> **Page text**:
Other findings of note from the EPI brief:
- The tests themselves are very limited too, mostly multiple choice on math and reading, not reflecting the plethora of things students are supposed to be acquiring in the classroom that are not so easily measured by this particular format (like, can you actually communicate effectively?).
- Teachers have a strong bias for working in stable districts with stable funding and kids from stable backgrounds who have adequate resources at home to come to school ready to learn. I know, what are they thinking? The most experienced teachers go to those districts, and so the poorest districts with the neediest kids are destined to end up with less experienced teachers. You would have to pay them a lot more to compensate the experienced teachers for working in such disadvantaged environments. Needless to say, that’s not what generally happens.
My personal take on the subject: Even good teachers can only do so much. Call it the tyranny of low expectations, but absent increased allocation of resources, how can kids in high-poverty school systems help but perform worse? State and federal legislators don’t seem to have any interest in increasing those resources, only in using the low success rates as an excuse to pull funding. It’s exacerbated by the atrocious corruption of local administrators like those at DPS, who systematically ran the schools into the ground and squandered hundreds of millions of dollars in the process. No one should blame the teachers for the sins of the school board and high-level administration officials.
(That said, they’re going to take the hit anyway, because the money is gone. As any former employee at Enron or Bear Stearns can attest, when your employer is going belly-up, it doesn’t matter how hard you worked or that it isn’t your fault. DPS teachers can picket and complain at meetings all they want, but the plain fact is that they will be lucky to keep their jobs, and in the rosiest scenario they should certainly plan on major cuts to their total compensation over the next few years. If I worked for DPS, I’d be running for the exits right now and applying for every job outside the district I qualified for. Like I previously wrote about gas prices, who really didn’t see this coming?)
I also found a number of interesting papers on charter schools, much of them not especially favorable to charters.
For example, evidence from North Carolina indicated charters are recruiting a lower-quality pool of teachers compared to publics:
I … found that charter schools were drawing below average teachers from school faculties… (T)he quality distribution for future charter teachers was significantly left of the quality distribution for teachers who never taught in a charter school…charter schools were not drawing unambiguously superior teachers from the mainstream sector as a whole, nor were they skimming above-average teachers from mainstream faculties… North Carolina’s end-of-grade exams reflect a set of appropriate cognitive standards… Regarding this dimension of teacher quality, North Carolina charter teachers compared unfavorably to other teachers while they were teaching in mainstream schools…
Closer to home, Michigan charters historically have failed to make our state’s public schools more competitive. A study examining “the competitive effects of charter schools on the efficiency of traditional public schools,” and utilizing “a statewide school-level longitudinal dataset of Michigan schools from 1994 to 2004… (found) that charter competition had a negative impact on student achievement and school efficiency in Michigan’s traditional public schools.”
The external validity of these two studies is unclear, since they are after all confined to single states; however, according to RAND Corp., “after several studies, there is still little evidence that the presence of charter schools affects the achievement scores of students in nearby traditional public schools either positively or negatively.”

> **Data extract**:
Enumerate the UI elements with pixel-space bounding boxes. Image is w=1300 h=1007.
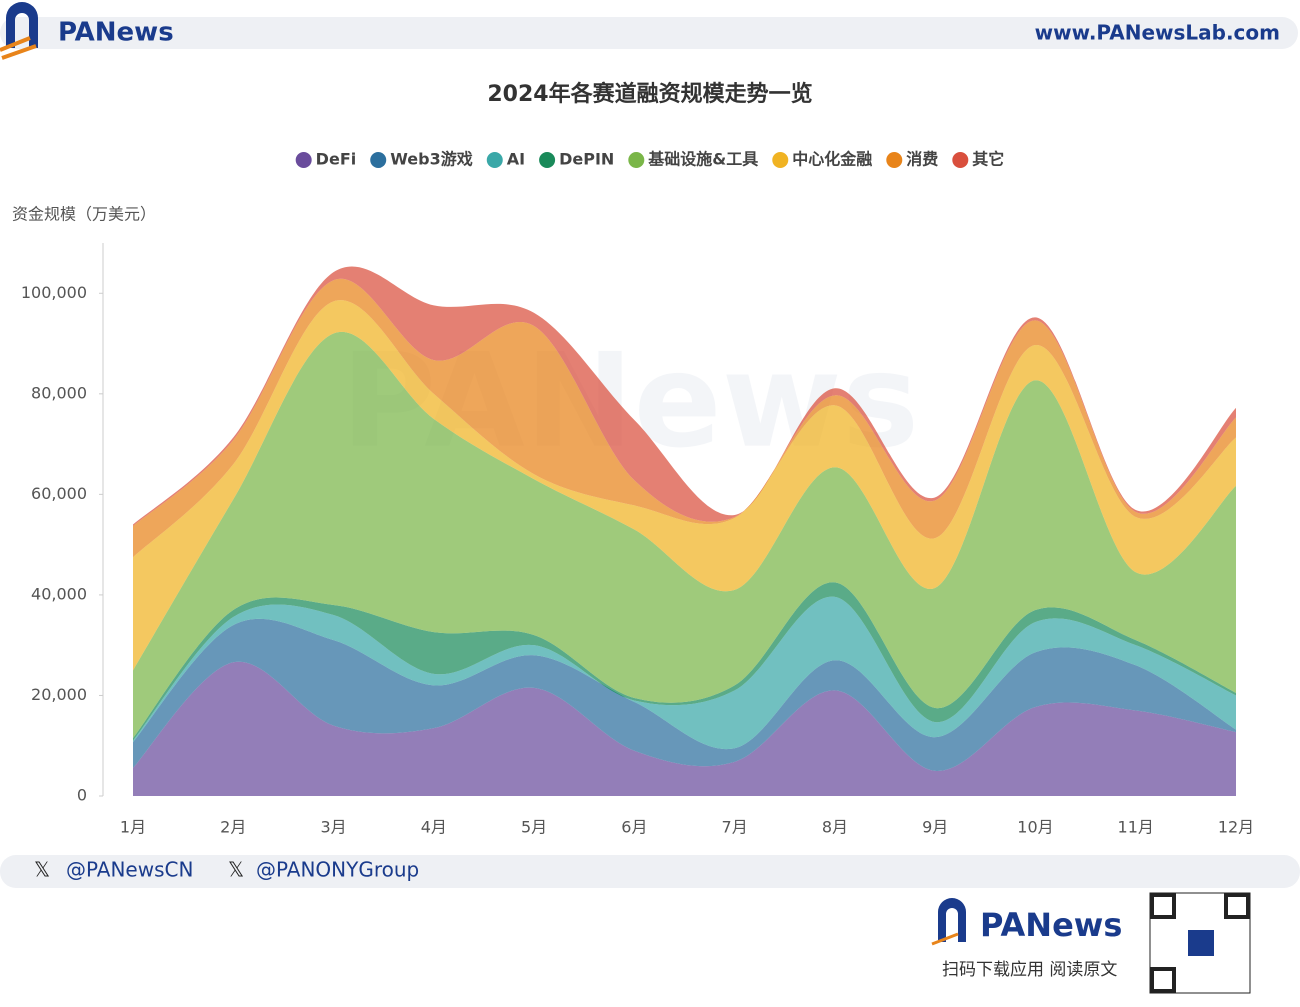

> **Required work**:
1. From the piece on teachers and charter schools, retype everything from "(That said, they’re" down to "favorable to charters.".
2. In the piece on teachers and charter schools, what span of years does the Michigan statewide dataset cover?

> **Responses to the exercise**:
1.
(That said, they’re going to take the hit anyway, because the money is gone. As any former employee at Enron or Bear Stearns can attest, when your employer is going belly-up, it doesn’t matter how hard you worked or that it isn’t your fault. DPS teachers can picket and complain at meetings all they want, but the plain fact is that they will be lucky to keep their jobs, and in the rosiest scenario they should certainly plan on major cuts to their total compensation over the next few years. If I worked for DPS, I’d be running for the exits right now and applying for every job outside the district I qualified for. Like I previously wrote about gas prices, who really didn’t see this coming?)
I also found a number of interesting papers on charter schools, much of them not especially favorable to charters.

2. 1994 to 2004